**READING PASSAGE:**
Handle pruning of unhealthy db files on disk

In some corner cases when the DB pods are brought up by the daemonset, the ovn db file may exist. However, it may be in a state where it does not have itself as a valid raft node or hasn't joined the existing raft cluster and is therefore not having valid remote server addresses in the local instance. Our daemonset code assumes that if the db file exists, it has the right raft information present so that it can sync with other db instances and rebuild the db. In the above mentioned edge-case this doesn't hold true and eventually results in master/db pods that are continuously crash-looping. This change relies on the periodic cluster status check to ensure that the local db is part of the cluster (or is atleast a candidate for the cluster). If on 10 consecutive retries, the cluster status command errors out, the db file is deleted and the ovsdb-server container is correspondingly killed to be re-initialized by the daemonset. Signed-off-by: Aniket Bhat <anbhat@redhat.com>
openshift · Jan 14, 2021 · cf4973a · cf4973a
1 parent 58453bd
commit cf4973a
Showing 1 changed file with 62 additions and 1 deletion.
diff --git a/go-controller/pkg/ovndbmanager/ovndbmanager.go b/go-controller/pkg/ovndbmanager/ovndbmanager.go
@@ -4,9 +4,11 @@ import (
 	"errors"
 	"os"
 	"os/exec"
+	"path/filepath"
 	"regexp"
 	"strings"
 	"sync"
+	"sync/atomic"
 	"time"
 
 	metav1 "k8s.io/apimachinery/pkg/apis/meta/v1"
@@ -18,6 +20,11 @@ import (
 	"github.com/ovn-org/ovn-kubernetes/go-controller/pkg/util"
 )
 
+// retry counters for cluster statuses
+var nbClusterStatusRetryCnt, sbClusterStatusRetryCnt int32
+
+const maxClusterStatusRetry = 10
+
 func RunDBChecker(kclient kube.Interface, stopCh <-chan struct{}) {
 	defer utilruntime.HandleCrash()

**OBJECTIVE A:**
Pull out every line of the records below that contains the string "moving".

**Lines of data:**
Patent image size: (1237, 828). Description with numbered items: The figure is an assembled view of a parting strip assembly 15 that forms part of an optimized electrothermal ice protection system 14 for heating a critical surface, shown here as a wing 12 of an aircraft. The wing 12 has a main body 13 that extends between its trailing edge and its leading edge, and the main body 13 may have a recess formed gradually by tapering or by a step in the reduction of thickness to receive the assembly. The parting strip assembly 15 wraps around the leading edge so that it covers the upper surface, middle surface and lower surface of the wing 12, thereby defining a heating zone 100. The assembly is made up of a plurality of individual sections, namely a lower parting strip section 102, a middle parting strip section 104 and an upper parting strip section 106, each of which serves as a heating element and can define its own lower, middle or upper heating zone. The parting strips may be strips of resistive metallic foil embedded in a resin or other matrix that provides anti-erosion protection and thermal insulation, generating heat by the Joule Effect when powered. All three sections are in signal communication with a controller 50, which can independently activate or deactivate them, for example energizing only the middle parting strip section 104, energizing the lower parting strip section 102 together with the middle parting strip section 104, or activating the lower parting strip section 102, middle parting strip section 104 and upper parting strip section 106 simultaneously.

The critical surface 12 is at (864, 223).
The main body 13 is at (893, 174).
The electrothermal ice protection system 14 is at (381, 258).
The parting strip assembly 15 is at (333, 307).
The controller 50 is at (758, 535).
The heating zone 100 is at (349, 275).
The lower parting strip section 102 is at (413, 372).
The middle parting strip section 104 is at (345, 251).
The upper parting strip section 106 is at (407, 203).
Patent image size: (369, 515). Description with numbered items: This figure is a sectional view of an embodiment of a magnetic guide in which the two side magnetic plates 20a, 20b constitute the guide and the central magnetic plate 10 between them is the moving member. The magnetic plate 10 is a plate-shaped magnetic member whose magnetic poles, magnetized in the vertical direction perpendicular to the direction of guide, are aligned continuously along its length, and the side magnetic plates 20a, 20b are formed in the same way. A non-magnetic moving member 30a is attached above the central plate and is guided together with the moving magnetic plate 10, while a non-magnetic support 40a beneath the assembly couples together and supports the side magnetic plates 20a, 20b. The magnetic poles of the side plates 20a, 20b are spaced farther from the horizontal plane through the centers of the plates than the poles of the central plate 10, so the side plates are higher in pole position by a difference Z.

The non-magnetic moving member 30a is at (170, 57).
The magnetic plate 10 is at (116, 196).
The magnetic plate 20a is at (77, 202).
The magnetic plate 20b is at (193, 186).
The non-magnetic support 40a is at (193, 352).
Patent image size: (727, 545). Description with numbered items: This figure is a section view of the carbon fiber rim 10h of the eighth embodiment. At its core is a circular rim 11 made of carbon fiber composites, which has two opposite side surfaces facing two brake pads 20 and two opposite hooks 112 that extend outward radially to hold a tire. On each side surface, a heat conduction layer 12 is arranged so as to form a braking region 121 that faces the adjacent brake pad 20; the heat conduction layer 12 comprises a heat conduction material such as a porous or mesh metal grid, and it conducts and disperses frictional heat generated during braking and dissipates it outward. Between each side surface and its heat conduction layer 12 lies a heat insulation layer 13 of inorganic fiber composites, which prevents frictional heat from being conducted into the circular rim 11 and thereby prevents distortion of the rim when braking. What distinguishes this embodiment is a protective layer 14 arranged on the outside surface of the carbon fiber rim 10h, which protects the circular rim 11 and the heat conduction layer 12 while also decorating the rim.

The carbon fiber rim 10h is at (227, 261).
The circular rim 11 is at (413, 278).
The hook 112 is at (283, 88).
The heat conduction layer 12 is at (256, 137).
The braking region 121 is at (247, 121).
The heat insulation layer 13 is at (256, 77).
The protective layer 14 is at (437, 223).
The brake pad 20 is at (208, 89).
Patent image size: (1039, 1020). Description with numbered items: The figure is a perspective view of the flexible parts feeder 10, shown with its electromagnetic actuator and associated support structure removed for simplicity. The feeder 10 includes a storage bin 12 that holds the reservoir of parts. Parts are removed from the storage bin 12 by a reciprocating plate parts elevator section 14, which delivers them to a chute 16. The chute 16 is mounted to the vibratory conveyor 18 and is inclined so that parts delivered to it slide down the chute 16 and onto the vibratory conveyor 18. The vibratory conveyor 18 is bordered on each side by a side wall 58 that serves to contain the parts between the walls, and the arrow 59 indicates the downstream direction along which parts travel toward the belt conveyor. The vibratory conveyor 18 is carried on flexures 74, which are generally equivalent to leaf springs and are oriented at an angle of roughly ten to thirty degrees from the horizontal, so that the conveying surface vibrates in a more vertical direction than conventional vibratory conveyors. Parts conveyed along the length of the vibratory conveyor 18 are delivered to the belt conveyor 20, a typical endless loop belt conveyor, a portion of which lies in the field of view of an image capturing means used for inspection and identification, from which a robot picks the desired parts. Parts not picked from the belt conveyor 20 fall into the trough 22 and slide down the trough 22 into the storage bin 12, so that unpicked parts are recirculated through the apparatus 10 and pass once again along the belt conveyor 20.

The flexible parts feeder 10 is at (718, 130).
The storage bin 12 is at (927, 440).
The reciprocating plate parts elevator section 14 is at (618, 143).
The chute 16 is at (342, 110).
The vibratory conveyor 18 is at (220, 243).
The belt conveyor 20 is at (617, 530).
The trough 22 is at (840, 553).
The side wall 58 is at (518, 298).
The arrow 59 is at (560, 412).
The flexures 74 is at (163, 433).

**OBJECTIVE B:**
Based on the commit text above, decide whether each statement agrees with it. Answer yes or no for each, and quote the deciding words exactly. (i) The db file is deleted after the cluster status command errors out on 10 consecutive retries. (ii) The change modifies two files. (iii) The constant maxClusterStatusRetry is set to 5.

**WRITTEN REPLY A:**
Patent image size: (369, 515). Description with numbered items: This figure is a sectional view of an embodiment of a magnetic guide in which the two side magnetic plates 20a, 20b constitute the guide and the central magnetic plate 10 between them is the moving member. The magnetic plate 10 is a plate-shaped magnetic member whose magnetic poles, magnetized in the vertical direction perpendicular to the direction of guide, are aligned continuously along its length, and the side magnetic plates 20a, 20b are formed in the same way. A non-magnetic moving member 30a is attached above the central plate and is guided together with the moving magnetic plate 10, while a non-magnetic support 40a beneath the assembly couples together and supports the side magnetic plates 20a, 20b. The magnetic poles of the side plates 20a, 20b are spaced farther from the horizontal plane through the centers of the plates than the poles of the central plate 10, so the side plates are higher in pole position by a difference Z.
The non-magnetic moving member 30a is at (170, 57).

**WRITTEN REPLY B:**
(i) Yes: "If on 10 consecutive retries, the cluster status command errors out, the db file is deleted"
(ii) No: "Showing 1 changed file with 62 additions and 1 deletion."
(iii) No: "const maxClusterStatusRetry = 10"